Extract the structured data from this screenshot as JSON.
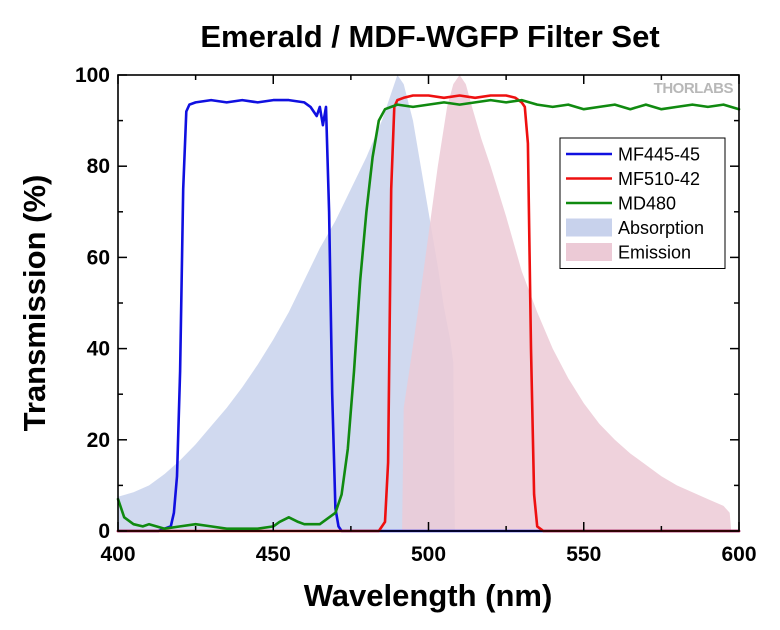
{
  "chart_data": {
    "type": "line",
    "title": "Emerald / MDF-WGFP Filter Set",
    "xlabel": "Wavelength (nm)",
    "ylabel": "Transmission (%)",
    "xlim": [
      400,
      600
    ],
    "ylim": [
      0,
      100
    ],
    "xticks": [
      "400",
      "450",
      "500",
      "550",
      "600"
    ],
    "yticks": [
      "0",
      "20",
      "40",
      "60",
      "80",
      "100"
    ],
    "grid": false,
    "legend_position": "top-right",
    "watermark": "THORLABS",
    "series": [
      {
        "name": "MF445-45",
        "kind": "line",
        "color": "#1010e0",
        "x": [
          400,
          413,
          417,
          418,
          419,
          420,
          421,
          422,
          423,
          425,
          430,
          435,
          440,
          445,
          450,
          455,
          460,
          462,
          464,
          465,
          466,
          467,
          468,
          469,
          470,
          471,
          472,
          475,
          500,
          550,
          600
        ],
        "y": [
          0,
          0,
          1,
          4,
          12,
          35,
          75,
          92,
          93.5,
          94,
          94.5,
          94,
          94.5,
          94,
          94.5,
          94.5,
          94,
          93,
          91,
          93,
          89,
          93,
          70,
          30,
          5,
          1,
          0,
          0,
          0,
          0,
          0
        ]
      },
      {
        "name": "MF510-42",
        "kind": "line",
        "color": "#ee1010",
        "x": [
          400,
          484,
          486,
          487,
          488,
          489,
          490,
          492,
          495,
          500,
          505,
          510,
          515,
          520,
          525,
          528,
          530,
          531,
          532,
          533,
          534,
          535,
          537,
          560,
          600
        ],
        "y": [
          0,
          0,
          2,
          15,
          75,
          93,
          94.5,
          95,
          95.5,
          95.5,
          95,
          95.5,
          95,
          95.5,
          95.5,
          95,
          94,
          93,
          85,
          40,
          8,
          1,
          0,
          0,
          0
        ]
      },
      {
        "name": "MD480",
        "kind": "line",
        "color": "#108a10",
        "x": [
          400,
          401,
          402,
          405,
          408,
          410,
          415,
          420,
          425,
          430,
          435,
          440,
          445,
          450,
          452,
          455,
          458,
          460,
          465,
          470,
          472,
          474,
          476,
          478,
          480,
          482,
          484,
          486,
          488,
          490,
          495,
          500,
          505,
          510,
          515,
          520,
          525,
          530,
          535,
          540,
          545,
          550,
          555,
          560,
          565,
          570,
          575,
          580,
          585,
          590,
          595,
          600
        ],
        "y": [
          7,
          5,
          3,
          1.5,
          1,
          1.5,
          0.5,
          1,
          1.5,
          1,
          0.5,
          0.5,
          0.5,
          1,
          2,
          3,
          2,
          1.5,
          1.5,
          4,
          8,
          18,
          35,
          55,
          70,
          82,
          90,
          92.5,
          93,
          93.5,
          93,
          93.5,
          94,
          93.5,
          94,
          94.5,
          94,
          94.5,
          93.5,
          93,
          93.5,
          92.5,
          93,
          93.5,
          92.5,
          93.5,
          92.5,
          93,
          93.5,
          93,
          93.5,
          92.5
        ]
      },
      {
        "name": "Absorption",
        "kind": "area",
        "color": "#c8d2ec",
        "x": [
          400,
          405,
          410,
          415,
          420,
          425,
          430,
          435,
          440,
          445,
          450,
          455,
          460,
          465,
          470,
          475,
          480,
          485,
          488,
          490,
          492,
          495,
          497,
          500,
          503,
          505,
          507,
          508,
          508.5
        ],
        "y": [
          7.5,
          8.5,
          10,
          12.5,
          15.5,
          19,
          23,
          27,
          31.5,
          36.5,
          42,
          48,
          55,
          62,
          68,
          75,
          82,
          90,
          96,
          100,
          98,
          90,
          82,
          70,
          58,
          49,
          42,
          37,
          0
        ]
      },
      {
        "name": "Emission",
        "kind": "area",
        "color": "#eccad6",
        "x": [
          491.5,
          492,
          494,
          497,
          500,
          503,
          506,
          508,
          510,
          512,
          514,
          517,
          520,
          525,
          530,
          535,
          540,
          545,
          550,
          555,
          560,
          565,
          570,
          575,
          580,
          585,
          590,
          595,
          597,
          597.5
        ],
        "y": [
          0,
          27,
          36,
          50,
          65,
          80,
          93,
          98,
          100,
          98,
          93,
          86,
          80,
          69,
          57,
          48,
          40,
          33.5,
          28,
          23.5,
          20,
          17,
          14.5,
          12,
          10,
          8.5,
          7,
          5.5,
          4,
          0
        ]
      }
    ]
  }
}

+ + + +

* _Written instruction_
Locate the word "color" in the records above, and return each line that has it.

* _Result for this exercise_
        "color": "#1010e0",
        "color": "#ee1010",
        "color": "#108a10",
        "color": "#c8d2ec",
        "color": "#eccad6",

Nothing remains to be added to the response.